- _OBJECTIVE A_: Reproduce the rows verbatim, from the line with "Text: 2: 2 xyxy=(190,472,196,480)" up to and including the line with "Bar xyxy=(265,530,284,534)".

- _PASSAGE GIVEN_:
———
Some of our 2012 highlights from the thermal oil division include the following: receipt of regulatory approvals in October for the Hangingstone Project 1, a 12,000 barrel-a-day SAGD project. In November, the Board of Directors of Athabasca sanctioned a $536 million construction of the Hangingstone Project 1 in addition to $27 million for associated infrastructure. Construction is proceeding on time and on-budget.

Demonstration of proof of concept for the Thermal Assisted Gravity Drainage, TAGD production technology was made during two field test phases at Dover West, effectively heating the reservoir rock and bitumen in the Leduc carbonates.

In the light oil division, we are pleased to present several significant milestones for 2012. The completion of infrastructure, including a 63-kilometer long, 12-inch diameter trunk pipeline from Kaybob West to the Keyera Simonette gas plant and oil batteries at Kaybob West, Kaybob East and Saxon/Placid; total capacity of this infrastructure is 36,000 barrels per day of oil, and 48 mmcf per day of natural gas.

We also saw production ramp-up in the Kaybob area, during Q4 2012, as the wholly-owned infrastructure was commissioned. On December 17, 2012, the company achieved peak production rates of approximately 10,700 BOE per day with as much as 57% liquids.

During 2012, Athabasca drilled 46 horizontal wells and completed 44 horizontal wells, targeting unconventional reservoirs in the Duvernay, Montney and Nordegg formations.

Athabasca completed three excellent Duvernay wells of which the best, 2-34-62-20W5, while producing on restricted flow, in February and March this year, has averaged greater than 800 BOE per day, with about 63% liquids, at a flowing surface pressure of greater than 20 megaPascals. The well is still flowing at that rate, and could flow at even higher rate if it was opened up.

By year-end, 33 wells were on production. Athabasca’s well inventory included 22 horizontal wells, completed with multi-stage hydraulic fracturing awaiting tie-in and seven horizontal wells awaiting multi-stage completions.

In December 2012, Athabasca set this 2013 mid-year production guidance of 11,000 boe per day to 13,000 boe per day, and we maintain our guidance. The Athabasca family continues to grow. One of the greatest corporate achievements is the ability to attract topnotch professionals. We now have over 250 skilled employees working towards the development of Athabasca’s unconventional resources. The dedication and efforts of our staff have enabled Athabasca to achieve a considerable growth during 2012.

So for the financials, I wish to welcome Brent Heagy to our Athabasca family. Brent joined us as CFO in March 11, and Brent will go through the financials. So Brent, go on.

Brent Heagy

Okay. Thanks, Sveinung, and good morning, everyone. It’s certainly a pleasure to be a part of the Athabasca team. With the ramp up of production through its wholly-owned infrastructure, Athabasca embarked on the path of significant growth in revenues from its light oil division, earning a net back of $10.8 million in the fourth quarter of 2012 from an average production greater than 4,000 barrels of oil equivalent per day, which was comprised of 43% liquids, as compared to $1 million in Q4 2011 from approximately 400 barrels of oil equivalent per day, which was comprised of 35% liquids.
———
- _DATA SHOWN_:
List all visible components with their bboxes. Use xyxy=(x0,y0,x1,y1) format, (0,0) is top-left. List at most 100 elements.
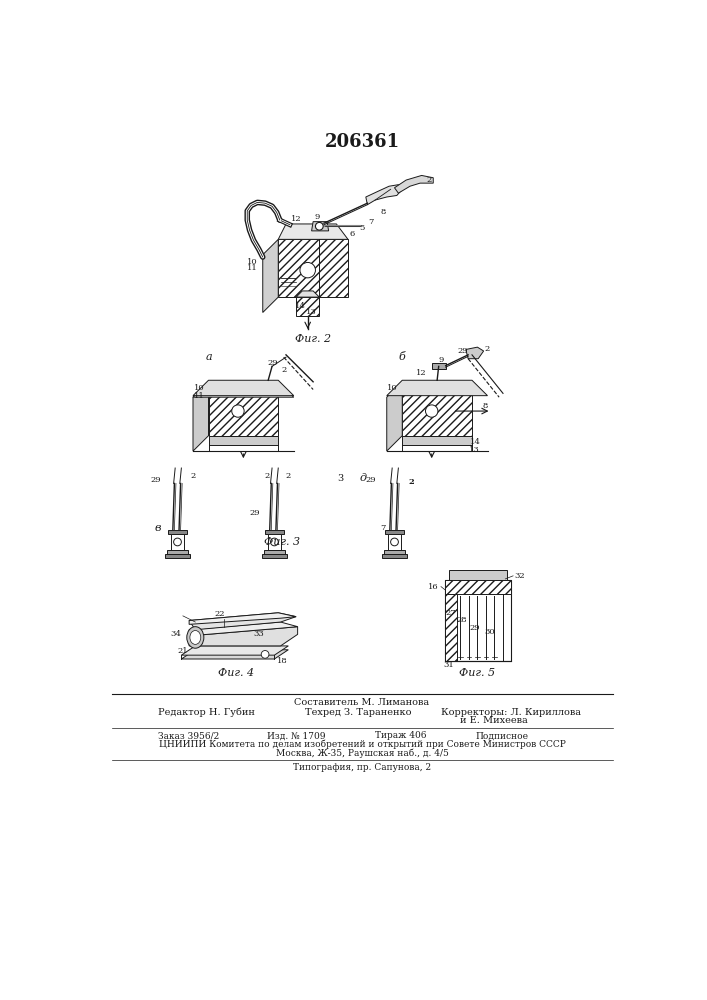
Text: 2: 2 xyxy=(190,472,196,480)
Text: 10: 10 xyxy=(194,384,204,392)
Text: б: б xyxy=(399,352,406,362)
Text: 3: 3 xyxy=(337,474,344,483)
Polygon shape xyxy=(189,622,298,636)
Bar xyxy=(268,534,281,550)
Text: 29: 29 xyxy=(250,509,260,517)
Polygon shape xyxy=(209,436,279,445)
Polygon shape xyxy=(312,222,329,231)
Polygon shape xyxy=(182,646,288,655)
Polygon shape xyxy=(182,650,288,659)
Text: 29: 29 xyxy=(267,359,278,367)
Text: д: д xyxy=(360,473,367,483)
Polygon shape xyxy=(193,382,209,451)
Text: 2: 2 xyxy=(286,472,291,480)
Text: 14: 14 xyxy=(295,302,305,310)
Text: 11: 11 xyxy=(247,264,257,272)
Bar xyxy=(445,580,510,661)
Text: 29: 29 xyxy=(151,476,161,484)
Circle shape xyxy=(271,538,279,546)
Text: Фиг. 2: Фиг. 2 xyxy=(295,334,331,344)
Polygon shape xyxy=(395,175,433,193)
Circle shape xyxy=(174,538,182,546)
Circle shape xyxy=(261,651,269,658)
Circle shape xyxy=(300,262,315,278)
Text: Фиг. 4: Фиг. 4 xyxy=(218,668,254,678)
Text: 29: 29 xyxy=(469,624,479,632)
Text: 9: 9 xyxy=(315,213,320,221)
Text: 7: 7 xyxy=(380,524,385,532)
Bar xyxy=(264,550,285,554)
Bar xyxy=(445,580,510,594)
Text: Тираж 406: Тираж 406 xyxy=(375,732,426,740)
Polygon shape xyxy=(193,380,293,396)
Text: Подписное: Подписное xyxy=(476,732,529,740)
Text: в: в xyxy=(154,523,160,533)
Text: 14: 14 xyxy=(470,438,481,446)
Bar xyxy=(265,530,284,534)
Text: 11: 11 xyxy=(194,392,204,400)
Bar xyxy=(384,550,405,554)
Text: 12: 12 xyxy=(416,369,427,377)
Text: 22: 22 xyxy=(215,610,226,618)
Bar xyxy=(385,530,404,534)
Text: 29: 29 xyxy=(366,476,377,484)
Text: и Е. Михеева: и Е. Михеева xyxy=(460,716,528,725)
Text: Фиг. 3: Фиг. 3 xyxy=(264,537,300,547)
Text: Москва, Ж-35, Раушская наб., д. 4/5: Москва, Ж-35, Раушская наб., д. 4/5 xyxy=(276,748,448,758)
Text: 21: 21 xyxy=(177,647,188,655)
Text: 13: 13 xyxy=(469,446,480,454)
Polygon shape xyxy=(466,347,484,359)
Text: 30: 30 xyxy=(484,628,495,636)
Text: 9: 9 xyxy=(438,356,444,364)
Bar xyxy=(432,363,445,369)
Text: 2: 2 xyxy=(427,176,432,184)
Text: Изд. № 1709: Изд. № 1709 xyxy=(267,732,325,740)
Text: 33: 33 xyxy=(254,630,264,638)
Text: 2: 2 xyxy=(485,345,490,353)
Text: Корректоры: Л. Кириллова: Корректоры: Л. Кириллова xyxy=(441,708,581,717)
Text: 32: 32 xyxy=(515,572,525,580)
Bar xyxy=(168,530,187,534)
Text: 5: 5 xyxy=(359,224,365,232)
Text: Редактор Н. Губин: Редактор Н. Губин xyxy=(158,707,255,717)
Text: Фиг. 5: Фиг. 5 xyxy=(460,668,496,678)
Polygon shape xyxy=(193,382,293,397)
Polygon shape xyxy=(366,185,402,205)
Text: 6: 6 xyxy=(349,230,354,238)
Ellipse shape xyxy=(187,627,204,648)
Text: 2: 2 xyxy=(264,472,269,480)
Polygon shape xyxy=(402,382,472,436)
Text: 2: 2 xyxy=(409,478,414,486)
Text: 10: 10 xyxy=(247,258,257,266)
Text: Составитель М. Лиманова: Составитель М. Лиманова xyxy=(294,698,430,707)
Text: 206361: 206361 xyxy=(325,133,399,151)
Text: 16: 16 xyxy=(428,583,438,591)
Text: Типография, пр. Сапунова, 2: Типография, пр. Сапунова, 2 xyxy=(293,763,431,772)
Polygon shape xyxy=(189,613,296,630)
Polygon shape xyxy=(402,436,472,445)
Polygon shape xyxy=(279,239,348,297)
Text: 34: 34 xyxy=(170,630,182,638)
Text: 31: 31 xyxy=(443,661,454,669)
Bar xyxy=(262,554,287,558)
Text: 7: 7 xyxy=(368,218,374,226)
Polygon shape xyxy=(189,613,296,624)
Text: 18: 18 xyxy=(276,657,288,665)
Polygon shape xyxy=(279,224,348,239)
Circle shape xyxy=(232,405,244,417)
Text: 13: 13 xyxy=(306,308,317,316)
Bar xyxy=(167,550,188,554)
Bar xyxy=(165,554,190,558)
Text: 29: 29 xyxy=(457,347,468,355)
Text: 27: 27 xyxy=(445,609,457,617)
Text: 12: 12 xyxy=(291,215,301,223)
Text: ЦНИИПИ Комитета по делам изобретений и открытий при Совете Министров СССР: ЦНИИПИ Комитета по делам изобретений и о… xyxy=(158,740,566,749)
Text: Техред З. Тараненко: Техред З. Тараненко xyxy=(305,708,412,717)
Text: 28: 28 xyxy=(457,616,467,624)
Text: 10: 10 xyxy=(387,384,397,392)
Circle shape xyxy=(315,222,323,230)
Bar xyxy=(449,570,507,580)
Polygon shape xyxy=(387,382,402,451)
Polygon shape xyxy=(189,627,298,646)
Text: Заказ 3956/2: Заказ 3956/2 xyxy=(158,732,219,740)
———
- _OBJECTIVE B_: According to the passage on Athabasca's 2012 results, how many horizontal wells did Athabasca drill during 2012?

- _TASK ANSWER A_:
Text: 2: 2 xyxy=(190,472,196,480)
Text: 10: 10 xyxy=(194,384,204,392)
Text: б: б xyxy=(399,352,406,362)
Text: 3: 3 xyxy=(337,474,344,483)
Polygon shape xyxy=(189,622,298,636)
Bar xyxy=(268,534,281,550)
Text: 29: 29 xyxy=(250,509,260,517)
Polygon shape xyxy=(209,436,279,445)
Polygon shape xyxy=(312,222,329,231)
Polygon shape xyxy=(182,646,288,655)
Polygon shape xyxy=(182,650,288,659)
Text: 29: 29 xyxy=(267,359,278,367)
Text: д: д xyxy=(360,473,367,483)
Polygon shape xyxy=(193,382,209,451)
Text: 2: 2 xyxy=(286,472,291,480)
Text: 14: 14 xyxy=(295,302,305,310)
Text: 11: 11 xyxy=(247,264,257,272)
Bar xyxy=(445,580,510,661)
Text: 29: 29 xyxy=(151,476,161,484)
Circle shape xyxy=(271,538,279,546)
Text: Фиг. 2: Фиг. 2 xyxy=(295,334,331,344)
Polygon shape xyxy=(395,175,433,193)
Circle shape xyxy=(174,538,182,546)
Circle shape xyxy=(261,651,269,658)
Circle shape xyxy=(300,262,315,278)
Text: Фиг. 4: Фиг. 4 xyxy=(218,668,254,678)
Text: 29: 29 xyxy=(469,624,479,632)
Text: 9: 9 xyxy=(315,213,320,221)
Text: 7: 7 xyxy=(380,524,385,532)
Bar xyxy=(264,550,285,554)
Bar xyxy=(445,580,510,594)
Text: Тираж 406: Тираж 406 xyxy=(375,732,426,740)
Polygon shape xyxy=(193,380,293,396)
Text: Подписное: Подписное xyxy=(476,732,529,740)
Text: в: в xyxy=(154,523,160,533)
Text: 14: 14 xyxy=(470,438,481,446)
Bar xyxy=(265,530,284,534)

- _TASK ANSWER B_: 46 horizontal wells.